- _What you have to do_:
Each entry below should be reproduced character for character.

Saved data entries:
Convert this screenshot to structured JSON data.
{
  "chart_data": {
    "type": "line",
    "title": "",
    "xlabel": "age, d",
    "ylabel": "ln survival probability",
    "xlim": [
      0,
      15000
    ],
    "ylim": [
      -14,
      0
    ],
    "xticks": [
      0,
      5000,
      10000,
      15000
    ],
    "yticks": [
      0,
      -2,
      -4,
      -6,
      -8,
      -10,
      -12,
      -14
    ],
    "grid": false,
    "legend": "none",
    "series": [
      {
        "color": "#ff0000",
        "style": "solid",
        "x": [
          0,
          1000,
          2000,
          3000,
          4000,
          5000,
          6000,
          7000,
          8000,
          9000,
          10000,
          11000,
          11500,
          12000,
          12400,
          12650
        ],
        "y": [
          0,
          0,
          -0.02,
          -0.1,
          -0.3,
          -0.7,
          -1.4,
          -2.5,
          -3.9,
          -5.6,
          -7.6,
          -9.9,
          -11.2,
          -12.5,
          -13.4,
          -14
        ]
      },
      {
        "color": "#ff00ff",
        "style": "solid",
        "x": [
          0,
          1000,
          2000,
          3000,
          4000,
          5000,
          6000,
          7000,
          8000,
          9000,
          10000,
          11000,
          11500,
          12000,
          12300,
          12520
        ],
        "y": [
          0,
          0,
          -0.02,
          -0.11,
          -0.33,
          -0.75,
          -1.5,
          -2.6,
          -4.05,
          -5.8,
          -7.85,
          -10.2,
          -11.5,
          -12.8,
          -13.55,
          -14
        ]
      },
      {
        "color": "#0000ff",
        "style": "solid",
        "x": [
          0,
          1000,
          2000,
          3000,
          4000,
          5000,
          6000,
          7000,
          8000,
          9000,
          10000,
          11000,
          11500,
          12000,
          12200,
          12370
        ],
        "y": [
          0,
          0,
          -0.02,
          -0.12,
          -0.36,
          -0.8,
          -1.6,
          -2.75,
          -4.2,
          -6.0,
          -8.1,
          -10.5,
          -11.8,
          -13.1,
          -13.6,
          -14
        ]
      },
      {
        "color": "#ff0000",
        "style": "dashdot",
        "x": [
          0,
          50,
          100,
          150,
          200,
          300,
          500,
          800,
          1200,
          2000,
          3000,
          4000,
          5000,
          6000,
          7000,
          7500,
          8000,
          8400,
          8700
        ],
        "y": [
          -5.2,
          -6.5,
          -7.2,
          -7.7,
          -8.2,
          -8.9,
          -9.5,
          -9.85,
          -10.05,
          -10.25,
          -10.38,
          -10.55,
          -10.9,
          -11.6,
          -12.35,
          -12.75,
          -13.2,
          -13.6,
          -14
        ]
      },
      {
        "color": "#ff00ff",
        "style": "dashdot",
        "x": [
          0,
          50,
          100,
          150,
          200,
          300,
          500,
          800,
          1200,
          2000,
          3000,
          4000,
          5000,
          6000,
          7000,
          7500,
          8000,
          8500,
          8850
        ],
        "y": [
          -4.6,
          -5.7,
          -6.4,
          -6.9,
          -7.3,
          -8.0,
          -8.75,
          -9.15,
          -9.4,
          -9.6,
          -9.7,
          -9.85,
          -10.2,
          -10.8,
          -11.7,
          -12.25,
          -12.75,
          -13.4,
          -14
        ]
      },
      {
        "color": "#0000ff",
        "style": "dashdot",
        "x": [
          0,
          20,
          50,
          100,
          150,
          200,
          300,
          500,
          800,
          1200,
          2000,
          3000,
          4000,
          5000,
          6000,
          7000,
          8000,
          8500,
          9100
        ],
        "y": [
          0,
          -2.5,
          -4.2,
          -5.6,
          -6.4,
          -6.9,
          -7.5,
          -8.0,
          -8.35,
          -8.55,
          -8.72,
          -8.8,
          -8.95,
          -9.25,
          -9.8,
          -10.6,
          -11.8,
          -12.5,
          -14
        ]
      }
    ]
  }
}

- _Output for this exercise_:
Convert this screenshot to structured JSON data.
{
  "chart_data": {
    "type": "line",
    "title": "",
    "xlabel": "age, d",
    "ylabel": "ln survival probability",
    "xlim": [
      0,
      15000
    ],
    "ylim": [
      -14,
      0
    ],
    "xticks": [
      0,
      5000,
      10000,
      15000
    ],
    "yticks": [
      0,
      -2,
      -4,
      -6,
      -8,
      -10,
      -12,
      -14
    ],
    "grid": false,
    "legend": "none",
    "series": [
      {
        "color": "#ff0000",
        "style": "solid",
        "x": [
          0,
          1000,
          2000,
          3000,
          4000,
          5000,
          6000,
          7000,
          8000,
          9000,
          10000,
          11000,
          11500,
          12000,
          12400,
          12650
        ],
        "y": [
          0,
          0,
          -0.02,
          -0.1,
          -0.3,
          -0.7,
          -1.4,
          -2.5,
          -3.9,
          -5.6,
          -7.6,
          -9.9,
          -11.2,
          -12.5,
          -13.4,
          -14
        ]
      },
      {
        "color": "#ff00ff",
        "style": "solid",
        "x": [
          0,
          1000,
          2000,
          3000,
          4000,
          5000,
          6000,
          7000,
          8000,
          9000,
          10000,
          11000,
          11500,
          12000,
          12300,
          12520
        ],
        "y": [
          0,
          0,
          -0.02,
          -0.11,
          -0.33,
          -0.75,
          -1.5,
          -2.6,
          -4.05,
          -5.8,
          -7.85,
          -10.2,
          -11.5,
          -12.8,
          -13.55,
          -14
        ]
      },
      {
        "color": "#0000ff",
        "style": "solid",
        "x": [
          0,
          1000,
          2000,
          3000,
          4000,
          5000,
          6000,
          7000,
          8000,
          9000,
          10000,
          11000,
          11500,
          12000,
          12200,
          12370
        ],
        "y": [
          0,
          0,
          -0.02,
          -0.12,
          -0.36,
          -0.8,
          -1.6,
          -2.75,
          -4.2,
          -6.0,
          -8.1,
          -10.5,
          -11.8,
          -13.1,
          -13.6,
          -14
        ]
      },
      {
        "color": "#ff0000",
        "style": "dashdot",
        "x": [
          0,
          50,
          100,
          150,
          200,
          300,
          500,
          800,
          1200,
          2000,
          3000,
          4000,
          5000,
          6000,
          7000,
          7500,
          8000,
          8400,
          8700
        ],
        "y": [
          -5.2,
          -6.5,
          -7.2,
          -7.7,
          -8.2,
          -8.9,
          -9.5,
          -9.85,
          -10.05,
          -10.25,
          -10.38,
          -10.55,
          -10.9,
          -11.6,
          -12.35,
          -12.75,
          -13.2,
          -13.6,
          -14
        ]
      },
      {
        "color": "#ff00ff",
        "style": "dashdot",
        "x": [
          0,
          50,
          100,
          150,
          200,
          300,
          500,
          800,
          1200,
          2000,
          3000,
          4000,
          5000,
          6000,
          7000,
          7500,
          8000,
          8500,
          8850
        ],
        "y": [
          -4.6,
          -5.7,
          -6.4,
          -6.9,
          -7.3,
          -8.0,
          -8.75,
          -9.15,
          -9.4,
          -9.6,
          -9.7,
          -9.85,
          -10.2,
          -10.8,
          -11.7,
          -12.25,
          -12.75,
          -13.4,
          -14
        ]
      },
      {
        "color": "#0000ff",
        "style": "dashdot",
        "x": [
          0,
          20,
          50,
          100,
          150,
          200,
          300,
          500,
          800,
          1200,
          2000,
          3000,
          4000,
          5000,
          6000,
          7000,
          8000,
          8500,
          9100
        ],
        "y": [
          0,
          -2.5,
          -4.2,
          -5.6,
          -6.4,
          -6.9,
          -7.5,
          -8.0,
          -8.35,
          -8.55,
          -8.72,
          -8.8,
          -8.95,
          -9.25,
          -9.8,
          -10.6,
          -11.8,
          -12.5,
          -14
        ]
      }
    ]
  }
}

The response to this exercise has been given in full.